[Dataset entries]
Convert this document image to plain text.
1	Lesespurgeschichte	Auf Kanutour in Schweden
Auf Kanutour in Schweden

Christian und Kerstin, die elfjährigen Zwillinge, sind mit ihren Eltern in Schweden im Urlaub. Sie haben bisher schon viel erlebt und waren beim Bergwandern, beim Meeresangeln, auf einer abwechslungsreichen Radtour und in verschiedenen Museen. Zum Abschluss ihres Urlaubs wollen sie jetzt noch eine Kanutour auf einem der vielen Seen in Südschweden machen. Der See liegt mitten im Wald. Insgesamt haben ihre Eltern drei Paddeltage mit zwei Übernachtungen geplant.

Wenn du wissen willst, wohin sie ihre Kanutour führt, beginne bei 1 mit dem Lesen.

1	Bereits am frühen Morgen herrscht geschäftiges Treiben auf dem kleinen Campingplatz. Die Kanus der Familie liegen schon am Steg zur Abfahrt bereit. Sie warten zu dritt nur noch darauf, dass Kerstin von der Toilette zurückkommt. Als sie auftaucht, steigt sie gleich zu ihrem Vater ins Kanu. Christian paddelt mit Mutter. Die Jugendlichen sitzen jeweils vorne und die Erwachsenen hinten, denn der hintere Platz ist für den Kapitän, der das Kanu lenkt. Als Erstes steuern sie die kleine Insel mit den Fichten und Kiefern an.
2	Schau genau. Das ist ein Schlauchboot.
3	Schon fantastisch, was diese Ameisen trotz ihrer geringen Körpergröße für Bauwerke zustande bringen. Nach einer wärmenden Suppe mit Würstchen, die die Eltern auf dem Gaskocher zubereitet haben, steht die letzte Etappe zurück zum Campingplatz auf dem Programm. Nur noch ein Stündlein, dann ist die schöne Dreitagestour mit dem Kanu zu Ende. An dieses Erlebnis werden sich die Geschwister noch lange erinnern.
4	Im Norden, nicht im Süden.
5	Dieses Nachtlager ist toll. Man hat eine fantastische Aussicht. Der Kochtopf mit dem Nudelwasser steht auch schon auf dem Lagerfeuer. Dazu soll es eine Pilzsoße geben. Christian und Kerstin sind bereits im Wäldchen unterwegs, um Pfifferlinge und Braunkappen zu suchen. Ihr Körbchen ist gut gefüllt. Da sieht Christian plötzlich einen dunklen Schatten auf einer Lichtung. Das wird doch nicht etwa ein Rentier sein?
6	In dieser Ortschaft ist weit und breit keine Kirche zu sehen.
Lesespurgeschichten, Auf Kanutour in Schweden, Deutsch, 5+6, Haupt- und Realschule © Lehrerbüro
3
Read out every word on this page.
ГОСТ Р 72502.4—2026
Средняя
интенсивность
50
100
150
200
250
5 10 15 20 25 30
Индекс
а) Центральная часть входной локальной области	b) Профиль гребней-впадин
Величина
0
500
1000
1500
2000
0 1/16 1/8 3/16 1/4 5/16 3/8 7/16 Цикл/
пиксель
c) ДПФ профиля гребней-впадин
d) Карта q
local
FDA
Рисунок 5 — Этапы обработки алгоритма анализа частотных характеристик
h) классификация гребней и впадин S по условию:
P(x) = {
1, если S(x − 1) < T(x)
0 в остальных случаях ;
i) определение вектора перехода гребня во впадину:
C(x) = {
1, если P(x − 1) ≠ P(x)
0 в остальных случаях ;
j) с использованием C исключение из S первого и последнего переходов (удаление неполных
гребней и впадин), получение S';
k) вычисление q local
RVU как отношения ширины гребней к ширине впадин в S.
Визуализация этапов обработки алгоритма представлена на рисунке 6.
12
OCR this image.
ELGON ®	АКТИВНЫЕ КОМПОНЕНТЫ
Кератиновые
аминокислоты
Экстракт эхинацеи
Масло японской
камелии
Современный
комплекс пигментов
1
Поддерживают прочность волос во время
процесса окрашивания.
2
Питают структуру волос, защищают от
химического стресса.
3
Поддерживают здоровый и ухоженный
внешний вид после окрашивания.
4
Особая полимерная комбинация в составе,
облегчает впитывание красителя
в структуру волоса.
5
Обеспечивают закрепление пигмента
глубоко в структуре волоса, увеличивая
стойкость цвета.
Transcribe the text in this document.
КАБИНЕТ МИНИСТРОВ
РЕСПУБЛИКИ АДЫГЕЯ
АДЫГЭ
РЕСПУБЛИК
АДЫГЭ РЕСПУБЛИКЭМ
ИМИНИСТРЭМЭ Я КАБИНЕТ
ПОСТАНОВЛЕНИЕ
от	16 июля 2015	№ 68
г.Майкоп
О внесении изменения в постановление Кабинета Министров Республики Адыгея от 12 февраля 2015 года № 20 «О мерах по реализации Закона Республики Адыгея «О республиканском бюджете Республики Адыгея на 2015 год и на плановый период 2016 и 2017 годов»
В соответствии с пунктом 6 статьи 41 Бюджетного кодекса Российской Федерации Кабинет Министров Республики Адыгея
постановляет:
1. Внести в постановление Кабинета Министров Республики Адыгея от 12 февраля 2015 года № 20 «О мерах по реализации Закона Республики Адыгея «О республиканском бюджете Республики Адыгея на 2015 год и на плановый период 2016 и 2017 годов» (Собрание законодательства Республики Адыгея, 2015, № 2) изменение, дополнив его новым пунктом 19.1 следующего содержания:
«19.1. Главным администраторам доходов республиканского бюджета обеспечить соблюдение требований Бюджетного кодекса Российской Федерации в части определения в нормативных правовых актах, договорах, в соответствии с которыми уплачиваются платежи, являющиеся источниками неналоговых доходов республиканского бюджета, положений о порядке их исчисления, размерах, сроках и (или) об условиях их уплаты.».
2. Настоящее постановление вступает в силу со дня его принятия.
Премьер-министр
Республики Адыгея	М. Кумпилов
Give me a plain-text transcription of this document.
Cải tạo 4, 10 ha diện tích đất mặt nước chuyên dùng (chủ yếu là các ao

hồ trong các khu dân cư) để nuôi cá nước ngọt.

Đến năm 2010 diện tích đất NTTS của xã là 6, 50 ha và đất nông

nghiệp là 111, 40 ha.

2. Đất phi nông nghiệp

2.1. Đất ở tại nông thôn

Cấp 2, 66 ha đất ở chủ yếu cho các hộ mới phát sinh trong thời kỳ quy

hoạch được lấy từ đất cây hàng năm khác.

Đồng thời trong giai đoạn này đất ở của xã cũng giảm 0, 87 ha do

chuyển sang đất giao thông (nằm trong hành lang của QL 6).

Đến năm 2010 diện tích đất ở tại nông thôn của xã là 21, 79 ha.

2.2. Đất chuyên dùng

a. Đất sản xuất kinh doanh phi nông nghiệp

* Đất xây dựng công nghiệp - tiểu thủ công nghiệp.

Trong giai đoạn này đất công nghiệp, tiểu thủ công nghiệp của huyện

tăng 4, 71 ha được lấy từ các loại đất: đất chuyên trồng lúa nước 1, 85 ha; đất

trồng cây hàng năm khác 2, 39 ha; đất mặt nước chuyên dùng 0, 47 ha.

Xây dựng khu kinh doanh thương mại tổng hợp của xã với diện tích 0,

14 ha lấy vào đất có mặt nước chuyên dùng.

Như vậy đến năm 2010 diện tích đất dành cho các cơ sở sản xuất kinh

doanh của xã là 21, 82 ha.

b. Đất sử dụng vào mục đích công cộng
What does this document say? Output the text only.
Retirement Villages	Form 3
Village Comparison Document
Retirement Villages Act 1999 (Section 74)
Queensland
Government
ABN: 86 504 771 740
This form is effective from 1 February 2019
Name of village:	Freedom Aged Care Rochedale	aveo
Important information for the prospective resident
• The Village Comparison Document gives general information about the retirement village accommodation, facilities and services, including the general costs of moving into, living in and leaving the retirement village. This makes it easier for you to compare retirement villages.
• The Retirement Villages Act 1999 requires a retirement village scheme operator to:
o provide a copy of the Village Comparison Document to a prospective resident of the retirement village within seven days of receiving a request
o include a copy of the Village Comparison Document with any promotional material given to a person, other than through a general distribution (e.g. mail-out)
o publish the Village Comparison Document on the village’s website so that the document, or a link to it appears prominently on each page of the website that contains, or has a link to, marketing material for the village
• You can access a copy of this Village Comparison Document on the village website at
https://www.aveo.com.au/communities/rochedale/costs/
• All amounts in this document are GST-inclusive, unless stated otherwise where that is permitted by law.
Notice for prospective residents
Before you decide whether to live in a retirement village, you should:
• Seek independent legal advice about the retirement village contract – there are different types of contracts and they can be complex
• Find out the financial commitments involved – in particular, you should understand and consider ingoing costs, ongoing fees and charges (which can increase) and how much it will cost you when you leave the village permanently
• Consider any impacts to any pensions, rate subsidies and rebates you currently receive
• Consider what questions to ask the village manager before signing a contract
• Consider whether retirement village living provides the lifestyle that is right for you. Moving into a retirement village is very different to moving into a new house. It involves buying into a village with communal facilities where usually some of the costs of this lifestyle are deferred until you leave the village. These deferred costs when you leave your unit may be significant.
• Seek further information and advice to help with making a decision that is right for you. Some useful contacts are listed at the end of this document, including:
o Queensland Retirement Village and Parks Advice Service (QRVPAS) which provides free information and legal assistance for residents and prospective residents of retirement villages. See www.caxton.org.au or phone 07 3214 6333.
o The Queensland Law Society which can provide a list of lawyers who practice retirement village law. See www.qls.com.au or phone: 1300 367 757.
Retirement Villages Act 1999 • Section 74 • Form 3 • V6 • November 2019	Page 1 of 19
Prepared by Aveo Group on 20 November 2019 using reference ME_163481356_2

| Given request |
Isolate the lines that hold the word "Kerstin" and copy all of them.

| Solution to the problem |
Christian und Kerstin, die elfjährigen Zwillinge, sind mit ihren Eltern in Schweden im Urlaub. Sie haben bisher schon viel erlebt und waren beim Bergwandern, beim Meeresangeln, auf einer abwechslungsreichen Radtour und in verschiedenen Museen. Zum Abschluss ihres Urlaubs wollen sie jetzt noch eine Kanutour auf einem der vielen Seen in Südschweden machen. Der See liegt mitten im Wald. Insgesamt haben ihre Eltern drei Paddeltage mit zwei Übernachtungen geplant.
1	Bereits am frühen Morgen herrscht geschäftiges Treiben auf dem kleinen Campingplatz. Die Kanus der Familie liegen schon am Steg zur Abfahrt bereit. Sie warten zu dritt nur noch darauf, dass Kerstin von der Toilette zurückkommt. Als sie auftaucht, steigt sie gleich zu ihrem Vater ins Kanu. Christian paddelt mit Mutter. Die Jugendlichen sitzen jeweils vorne und die Erwachsenen hinten, denn der hintere Platz ist für den Kapitän, der das Kanu lenkt. Als Erstes steuern sie die kleine Insel mit den Fichten und Kiefern an.
5	Dieses Nachtlager ist toll. Man hat eine fantastische Aussicht. Der Kochtopf mit dem Nudelwasser steht auch schon auf dem Lagerfeuer. Dazu soll es eine Pilzsoße geben. Christian und Kerstin sind bereits im Wäldchen unterwegs, um Pfifferlinge und Braunkappen zu suchen. Ihr Körbchen ist gut gefüllt. Da sieht Christian plötzlich einen dunklen Schatten auf einer Lichtung. Das wird doch nicht etwa ein Rentier sein?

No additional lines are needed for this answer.